Virginia CU Voting Whether to Go Federal
The move follows a state tussle wherein bankers advised doctors on the ease of launching their own credit union.
Virginia Credit Union members are voting on whether to change to a federal charter after losing a fight with state bureaucrats worthy of a Franz Kafka novel.
And, yes, bankers were involved. More on that later.
VACU announced the plan Aug. 24 with President/CEO Chris Shockley urging members to vote for the charter change. Voting ends at 4 p.m. Sept. 21. If approved by members and the NCUA, the credit union expects to convert to a federal charter in 2024.
“Virginia Credit Union (VACU) is wholeheartedly committed to the members and the communities we serve, and by converting to a federally chartered credit union we will gain more opportunities to provide competitive value and exceptional service to even more members and communities in Virginia,” Shockley said.
VACU’s page on its website explaining the proposal said “changing to a federal charter will simplify our regulatory environment and allow us to operate under one set of rules instead of two. We are currently regulated by Virginia’s Bureau of Financial Institutions (BFI) and by the National Credit Union Administration (NCUA). Being solely regulated by NCUA will be less complex and will expand the opportunities for VACU to offer new services and welcome new member groups.”

-=-=-

» EXERCISE INSTRUCTIONS
Please continue the article about Virginia Credit Union's vote on switching to a federal charter, starting after its last paragraph.

» INFORMATION GIVEN
-=-=-

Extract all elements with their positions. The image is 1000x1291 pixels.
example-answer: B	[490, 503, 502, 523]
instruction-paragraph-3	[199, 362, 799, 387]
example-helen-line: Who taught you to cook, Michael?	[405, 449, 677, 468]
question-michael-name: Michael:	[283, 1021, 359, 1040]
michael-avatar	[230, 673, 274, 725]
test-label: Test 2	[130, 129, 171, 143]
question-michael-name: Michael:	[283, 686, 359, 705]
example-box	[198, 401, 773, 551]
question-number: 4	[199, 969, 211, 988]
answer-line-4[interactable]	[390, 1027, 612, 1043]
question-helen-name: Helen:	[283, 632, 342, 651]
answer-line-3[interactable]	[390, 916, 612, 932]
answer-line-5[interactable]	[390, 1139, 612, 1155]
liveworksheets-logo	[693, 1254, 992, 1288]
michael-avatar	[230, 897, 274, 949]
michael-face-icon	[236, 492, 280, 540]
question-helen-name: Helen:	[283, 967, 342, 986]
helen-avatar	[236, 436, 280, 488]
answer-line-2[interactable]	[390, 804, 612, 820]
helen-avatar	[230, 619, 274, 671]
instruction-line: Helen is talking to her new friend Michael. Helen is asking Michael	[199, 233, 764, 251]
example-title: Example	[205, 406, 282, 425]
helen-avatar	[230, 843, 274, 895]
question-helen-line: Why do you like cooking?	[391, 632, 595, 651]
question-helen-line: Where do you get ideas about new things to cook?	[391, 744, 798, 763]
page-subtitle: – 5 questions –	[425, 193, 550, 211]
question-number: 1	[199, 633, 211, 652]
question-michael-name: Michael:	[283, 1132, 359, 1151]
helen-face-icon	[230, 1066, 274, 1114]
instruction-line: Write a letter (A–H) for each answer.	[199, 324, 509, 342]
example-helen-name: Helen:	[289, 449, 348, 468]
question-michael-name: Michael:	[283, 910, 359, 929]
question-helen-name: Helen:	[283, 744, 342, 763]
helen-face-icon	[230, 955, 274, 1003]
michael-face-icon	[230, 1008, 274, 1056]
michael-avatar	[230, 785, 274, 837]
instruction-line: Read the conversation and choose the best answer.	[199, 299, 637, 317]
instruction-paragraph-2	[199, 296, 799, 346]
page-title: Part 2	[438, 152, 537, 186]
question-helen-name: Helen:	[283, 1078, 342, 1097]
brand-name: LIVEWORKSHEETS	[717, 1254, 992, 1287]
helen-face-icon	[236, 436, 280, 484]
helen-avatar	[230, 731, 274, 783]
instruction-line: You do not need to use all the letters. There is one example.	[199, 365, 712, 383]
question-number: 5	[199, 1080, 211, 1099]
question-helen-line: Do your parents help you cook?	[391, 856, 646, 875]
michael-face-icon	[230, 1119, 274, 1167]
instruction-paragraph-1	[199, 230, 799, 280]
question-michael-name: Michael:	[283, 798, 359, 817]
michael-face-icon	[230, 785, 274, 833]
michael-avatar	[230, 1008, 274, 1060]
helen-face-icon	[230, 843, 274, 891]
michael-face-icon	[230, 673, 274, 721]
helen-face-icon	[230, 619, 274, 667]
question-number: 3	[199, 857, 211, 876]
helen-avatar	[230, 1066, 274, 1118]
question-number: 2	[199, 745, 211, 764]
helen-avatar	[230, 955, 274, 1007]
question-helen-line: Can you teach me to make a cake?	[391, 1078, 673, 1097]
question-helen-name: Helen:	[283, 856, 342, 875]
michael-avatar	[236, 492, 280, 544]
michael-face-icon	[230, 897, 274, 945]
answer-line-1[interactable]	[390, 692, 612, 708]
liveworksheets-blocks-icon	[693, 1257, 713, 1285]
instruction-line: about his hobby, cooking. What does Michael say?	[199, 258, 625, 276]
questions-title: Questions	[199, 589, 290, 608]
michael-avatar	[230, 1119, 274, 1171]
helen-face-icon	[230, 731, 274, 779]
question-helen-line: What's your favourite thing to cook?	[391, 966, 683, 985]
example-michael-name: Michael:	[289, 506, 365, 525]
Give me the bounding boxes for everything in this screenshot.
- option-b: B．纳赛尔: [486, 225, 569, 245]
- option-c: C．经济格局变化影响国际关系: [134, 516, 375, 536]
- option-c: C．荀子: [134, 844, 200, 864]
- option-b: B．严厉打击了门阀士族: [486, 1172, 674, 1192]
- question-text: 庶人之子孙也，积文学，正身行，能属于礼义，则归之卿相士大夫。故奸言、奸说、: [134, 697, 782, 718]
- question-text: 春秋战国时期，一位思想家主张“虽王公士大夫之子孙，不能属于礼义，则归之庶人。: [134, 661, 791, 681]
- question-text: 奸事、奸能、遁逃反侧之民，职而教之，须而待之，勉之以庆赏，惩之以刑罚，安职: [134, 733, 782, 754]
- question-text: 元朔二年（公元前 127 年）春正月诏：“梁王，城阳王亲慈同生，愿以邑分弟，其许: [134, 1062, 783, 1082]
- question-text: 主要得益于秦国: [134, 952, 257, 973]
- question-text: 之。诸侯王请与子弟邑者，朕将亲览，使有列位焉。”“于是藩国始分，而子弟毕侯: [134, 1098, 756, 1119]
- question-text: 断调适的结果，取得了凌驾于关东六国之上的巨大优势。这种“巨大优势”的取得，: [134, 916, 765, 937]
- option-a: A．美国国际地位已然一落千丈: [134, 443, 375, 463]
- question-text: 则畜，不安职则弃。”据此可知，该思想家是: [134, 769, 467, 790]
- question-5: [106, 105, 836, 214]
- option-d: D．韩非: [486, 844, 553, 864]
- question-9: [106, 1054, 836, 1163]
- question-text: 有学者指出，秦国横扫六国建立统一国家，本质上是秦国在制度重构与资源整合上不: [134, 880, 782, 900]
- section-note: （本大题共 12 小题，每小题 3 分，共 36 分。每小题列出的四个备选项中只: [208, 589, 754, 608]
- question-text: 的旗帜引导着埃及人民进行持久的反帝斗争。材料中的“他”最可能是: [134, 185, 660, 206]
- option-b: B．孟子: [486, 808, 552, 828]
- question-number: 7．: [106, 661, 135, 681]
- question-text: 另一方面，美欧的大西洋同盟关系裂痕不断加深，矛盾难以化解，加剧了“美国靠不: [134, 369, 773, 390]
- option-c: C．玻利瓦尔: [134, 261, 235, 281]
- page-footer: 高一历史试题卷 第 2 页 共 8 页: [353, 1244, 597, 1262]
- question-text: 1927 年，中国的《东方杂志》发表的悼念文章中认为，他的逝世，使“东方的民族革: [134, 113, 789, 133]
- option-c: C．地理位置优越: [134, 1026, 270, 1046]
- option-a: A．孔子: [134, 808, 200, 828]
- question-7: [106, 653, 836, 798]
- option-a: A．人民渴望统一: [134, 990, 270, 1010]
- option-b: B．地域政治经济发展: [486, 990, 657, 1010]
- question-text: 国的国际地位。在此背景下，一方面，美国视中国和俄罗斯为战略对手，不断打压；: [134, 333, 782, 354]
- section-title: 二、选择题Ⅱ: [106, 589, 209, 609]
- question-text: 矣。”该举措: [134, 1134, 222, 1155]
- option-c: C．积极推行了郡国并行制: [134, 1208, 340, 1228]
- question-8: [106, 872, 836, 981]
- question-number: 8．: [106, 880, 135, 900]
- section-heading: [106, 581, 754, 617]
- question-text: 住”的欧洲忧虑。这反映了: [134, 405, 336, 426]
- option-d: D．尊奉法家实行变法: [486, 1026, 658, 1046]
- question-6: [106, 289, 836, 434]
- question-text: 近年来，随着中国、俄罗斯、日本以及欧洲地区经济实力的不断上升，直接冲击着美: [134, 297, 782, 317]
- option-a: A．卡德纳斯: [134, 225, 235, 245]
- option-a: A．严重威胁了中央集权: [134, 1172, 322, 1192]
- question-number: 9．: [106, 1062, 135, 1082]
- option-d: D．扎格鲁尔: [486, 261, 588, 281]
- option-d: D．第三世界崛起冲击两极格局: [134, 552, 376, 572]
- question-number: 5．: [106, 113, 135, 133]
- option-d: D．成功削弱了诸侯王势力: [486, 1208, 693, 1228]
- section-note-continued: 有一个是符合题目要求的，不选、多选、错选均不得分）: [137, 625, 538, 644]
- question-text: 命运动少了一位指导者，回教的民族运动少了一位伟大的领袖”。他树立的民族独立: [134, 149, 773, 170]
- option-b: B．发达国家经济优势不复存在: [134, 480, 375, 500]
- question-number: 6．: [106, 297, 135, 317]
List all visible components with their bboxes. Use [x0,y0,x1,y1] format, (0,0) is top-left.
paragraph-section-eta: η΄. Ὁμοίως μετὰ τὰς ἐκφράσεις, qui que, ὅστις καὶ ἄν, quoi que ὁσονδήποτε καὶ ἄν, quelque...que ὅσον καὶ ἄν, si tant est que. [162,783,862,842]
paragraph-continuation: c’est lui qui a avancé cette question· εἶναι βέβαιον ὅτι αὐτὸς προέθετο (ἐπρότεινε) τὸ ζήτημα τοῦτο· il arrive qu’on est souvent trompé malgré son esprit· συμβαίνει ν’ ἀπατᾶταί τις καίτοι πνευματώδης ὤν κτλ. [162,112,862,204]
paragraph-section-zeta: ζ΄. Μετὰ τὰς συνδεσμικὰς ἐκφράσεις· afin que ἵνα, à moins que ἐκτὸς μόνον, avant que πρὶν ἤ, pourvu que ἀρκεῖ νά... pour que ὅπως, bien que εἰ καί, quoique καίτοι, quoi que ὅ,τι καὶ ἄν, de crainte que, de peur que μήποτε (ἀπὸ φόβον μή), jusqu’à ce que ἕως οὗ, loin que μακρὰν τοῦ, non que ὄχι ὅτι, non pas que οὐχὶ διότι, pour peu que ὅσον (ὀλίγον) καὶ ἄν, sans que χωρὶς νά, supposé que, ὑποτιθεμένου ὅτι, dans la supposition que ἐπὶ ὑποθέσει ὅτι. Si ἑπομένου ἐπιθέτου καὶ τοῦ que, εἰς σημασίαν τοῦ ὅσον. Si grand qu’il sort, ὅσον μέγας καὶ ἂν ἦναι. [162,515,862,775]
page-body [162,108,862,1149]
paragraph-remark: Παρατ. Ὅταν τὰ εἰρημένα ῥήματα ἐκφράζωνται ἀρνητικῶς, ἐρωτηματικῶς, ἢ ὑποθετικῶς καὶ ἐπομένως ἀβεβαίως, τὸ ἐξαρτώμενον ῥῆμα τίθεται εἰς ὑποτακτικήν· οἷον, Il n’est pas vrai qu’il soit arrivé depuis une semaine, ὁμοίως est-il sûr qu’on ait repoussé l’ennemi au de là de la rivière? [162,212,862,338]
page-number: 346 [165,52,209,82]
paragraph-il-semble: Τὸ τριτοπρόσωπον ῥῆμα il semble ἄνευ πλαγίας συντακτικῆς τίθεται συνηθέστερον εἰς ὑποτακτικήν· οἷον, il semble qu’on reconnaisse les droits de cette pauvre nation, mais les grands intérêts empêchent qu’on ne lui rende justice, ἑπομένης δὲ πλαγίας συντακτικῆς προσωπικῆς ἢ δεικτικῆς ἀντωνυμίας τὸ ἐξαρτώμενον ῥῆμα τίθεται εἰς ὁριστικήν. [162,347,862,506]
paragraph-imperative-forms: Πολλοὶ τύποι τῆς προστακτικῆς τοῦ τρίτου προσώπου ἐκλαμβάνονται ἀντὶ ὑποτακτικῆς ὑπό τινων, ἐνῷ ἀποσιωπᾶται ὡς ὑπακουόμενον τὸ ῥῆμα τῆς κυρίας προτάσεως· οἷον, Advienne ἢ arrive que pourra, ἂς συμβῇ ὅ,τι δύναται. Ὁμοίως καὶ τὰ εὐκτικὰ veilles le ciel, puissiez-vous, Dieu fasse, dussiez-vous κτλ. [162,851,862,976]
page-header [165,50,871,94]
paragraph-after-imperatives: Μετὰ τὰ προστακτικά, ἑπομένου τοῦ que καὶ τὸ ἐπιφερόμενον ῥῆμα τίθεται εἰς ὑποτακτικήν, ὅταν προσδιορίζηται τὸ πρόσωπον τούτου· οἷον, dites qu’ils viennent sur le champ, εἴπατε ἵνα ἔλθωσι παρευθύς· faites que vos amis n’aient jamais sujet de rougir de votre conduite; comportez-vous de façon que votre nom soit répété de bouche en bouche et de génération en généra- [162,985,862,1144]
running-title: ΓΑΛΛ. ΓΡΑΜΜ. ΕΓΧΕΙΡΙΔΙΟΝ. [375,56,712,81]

-=-=-

» EXPECTED ANSWER
The vote came a year after Virginia’s State Corporation Commission blocked an attempt by The Medical Society of Virginia to become a membership segment of Virginia Credit Union. The issue hinged on a judicious comprehension of the difference between the words “can” and “should.” Like, yes, your 13-year-old “can” scale a 60-foot cliff without ropes, but your judgment says he “should not.”
The state’s law said that credit unions can’t add a segment of more than 3,000 potential members unless “the Commission finds that the formation of a separate credit union by a group desiring such services is not practicable, or is not consistent with reasonable safety-and-soundness standards.”
So the Medical Society, which has about 10,000 members, was forced to pay real money to professionals to tell the commissioners that, yes, while it had net assets of $3.51 million, and yes, while conceivably that amount would just about enough to start a credit union that might have assets of $35 million, the Medical Society of Virginia did not think it “should” do so by liquidating its reserves.
“The necessary startup capital would require the donation of nearly all of MSV’s available assets … leaving little to nothing for MSV’s ongoing operations or capital needs, to say nothing of the Hypothetical MSV Credit Union’s future needs,” a lawyer for the Medical Society wrote.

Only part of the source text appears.